### What is required:
Return the whole listing exactly as it stands.

### Data extract:
******

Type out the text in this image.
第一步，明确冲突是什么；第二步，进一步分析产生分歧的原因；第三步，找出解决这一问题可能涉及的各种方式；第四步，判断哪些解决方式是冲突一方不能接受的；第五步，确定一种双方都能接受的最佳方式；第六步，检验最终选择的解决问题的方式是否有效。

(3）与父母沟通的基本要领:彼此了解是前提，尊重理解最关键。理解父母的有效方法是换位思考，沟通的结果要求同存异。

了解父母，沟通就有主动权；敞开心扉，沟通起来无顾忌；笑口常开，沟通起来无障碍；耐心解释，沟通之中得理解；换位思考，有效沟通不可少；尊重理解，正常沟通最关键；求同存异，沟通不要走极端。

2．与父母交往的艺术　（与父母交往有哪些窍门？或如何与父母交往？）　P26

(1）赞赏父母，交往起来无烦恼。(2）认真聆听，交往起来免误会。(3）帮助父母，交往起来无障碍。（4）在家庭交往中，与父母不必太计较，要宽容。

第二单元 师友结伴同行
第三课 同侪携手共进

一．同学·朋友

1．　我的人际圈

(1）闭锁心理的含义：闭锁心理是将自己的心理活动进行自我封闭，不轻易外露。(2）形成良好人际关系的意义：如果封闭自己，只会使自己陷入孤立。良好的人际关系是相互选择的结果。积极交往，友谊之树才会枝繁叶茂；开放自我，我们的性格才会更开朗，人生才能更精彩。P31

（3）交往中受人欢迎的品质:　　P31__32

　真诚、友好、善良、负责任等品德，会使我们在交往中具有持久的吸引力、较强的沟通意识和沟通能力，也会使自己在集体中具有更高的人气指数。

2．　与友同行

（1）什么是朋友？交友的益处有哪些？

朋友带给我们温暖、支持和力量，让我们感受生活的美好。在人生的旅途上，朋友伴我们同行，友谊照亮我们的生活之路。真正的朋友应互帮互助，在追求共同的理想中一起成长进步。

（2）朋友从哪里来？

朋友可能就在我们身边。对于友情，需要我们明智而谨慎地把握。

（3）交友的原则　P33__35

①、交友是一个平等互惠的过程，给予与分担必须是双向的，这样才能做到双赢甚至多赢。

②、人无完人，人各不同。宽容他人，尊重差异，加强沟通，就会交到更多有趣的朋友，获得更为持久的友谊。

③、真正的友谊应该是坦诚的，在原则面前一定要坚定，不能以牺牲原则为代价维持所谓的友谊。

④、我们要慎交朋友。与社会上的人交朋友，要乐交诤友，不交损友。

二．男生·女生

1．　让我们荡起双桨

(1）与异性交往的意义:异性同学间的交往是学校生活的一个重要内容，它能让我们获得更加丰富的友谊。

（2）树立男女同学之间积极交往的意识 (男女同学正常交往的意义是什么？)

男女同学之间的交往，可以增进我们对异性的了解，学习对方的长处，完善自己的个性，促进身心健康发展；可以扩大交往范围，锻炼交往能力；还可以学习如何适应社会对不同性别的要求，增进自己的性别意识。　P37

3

******

### Response to this task:
Type out the text in this image.
第一步，明确冲突是什么；第二步，进一步分析产生分歧的原因；第三步，找出解决这一问题可能涉及的各种方式；第四步，判断哪些解决方式是冲突一方不能接受的；第五步，确定一种双方都能接受的最佳方式；第六步，检验最终选择的解决问题的方式是否有效。

(3）与父母沟通的基本要领:彼此了解是前提，尊重理解最关键。理解父母的有效方法是换位思考，沟通的结果要求同存异。

了解父母，沟通就有主动权；敞开心扉，沟通起来无顾忌；笑口常开，沟通起来无障碍；耐心解释，沟通之中得理解；换位思考，有效沟通不可少；尊重理解，正常沟通最关键；求同存异，沟通不要走极端。

2．与父母交往的艺术　（与父母交往有哪些窍门？或如何与父母交往？）　P26

(1）赞赏父母，交往起来无烦恼。(2）认真聆听，交往起来免误会。(3）帮助父母，交往起来无障碍。（4）在家庭交往中，与父母不必太计较，要宽容。

第二单元 师友结伴同行
第三课 同侪携手共进

一．同学·朋友

1．　我的人际圈

(1）闭锁心理的含义：闭锁心理是将自己的心理活动进行自我封闭，不轻易外露。(2）形成良好人际关系的意义：如果封闭自己，只会使自己陷入孤立。良好的人际关系是相互选择的结果。积极交往，友谊之树才会枝繁叶茂；开放自我，我们的性格才会更开朗，人生才能更精彩。P31

（3）交往中受人欢迎的品质:　　P31__32

　真诚、友好、善良、负责任等品德，会使我们在交往中具有持久的吸引力、较强的沟通意识和沟通能力，也会使自己在集体中具有更高的人气指数。

2．　与友同行

（1）什么是朋友？交友的益处有哪些？

朋友带给我们温暖、支持和力量，让我们感受生活的美好。在人生的旅途上，朋友伴我们同行，友谊照亮我们的生活之路。真正的朋友应互帮互助，在追求共同的理想中一起成长进步。

（2）朋友从哪里来？

朋友可能就在我们身边。对于友情，需要我们明智而谨慎地把握。

（3）交友的原则　P33__35

①、交友是一个平等互惠的过程，给予与分担必须是双向的，这样才能做到双赢甚至多赢。

②、人无完人，人各不同。宽容他人，尊重差异，加强沟通，就会交到更多有趣的朋友，获得更为持久的友谊。

③、真正的友谊应该是坦诚的，在原则面前一定要坚定，不能以牺牲原则为代价维持所谓的友谊。

④、我们要慎交朋友。与社会上的人交朋友，要乐交诤友，不交损友。

二．男生·女生

1．　让我们荡起双桨

(1）与异性交往的意义:异性同学间的交往是学校生活的一个重要内容，它能让我们获得更加丰富的友谊。

（2）树立男女同学之间积极交往的意识 (男女同学正常交往的意义是什么？)

男女同学之间的交往，可以增进我们对异性的了解，学习对方的长处，完善自己的个性，促进身心健康发展；可以扩大交往范围，锻炼交往能力；还可以学习如何适应社会对不同性别的要求，增进自己的性别意识。　P37

3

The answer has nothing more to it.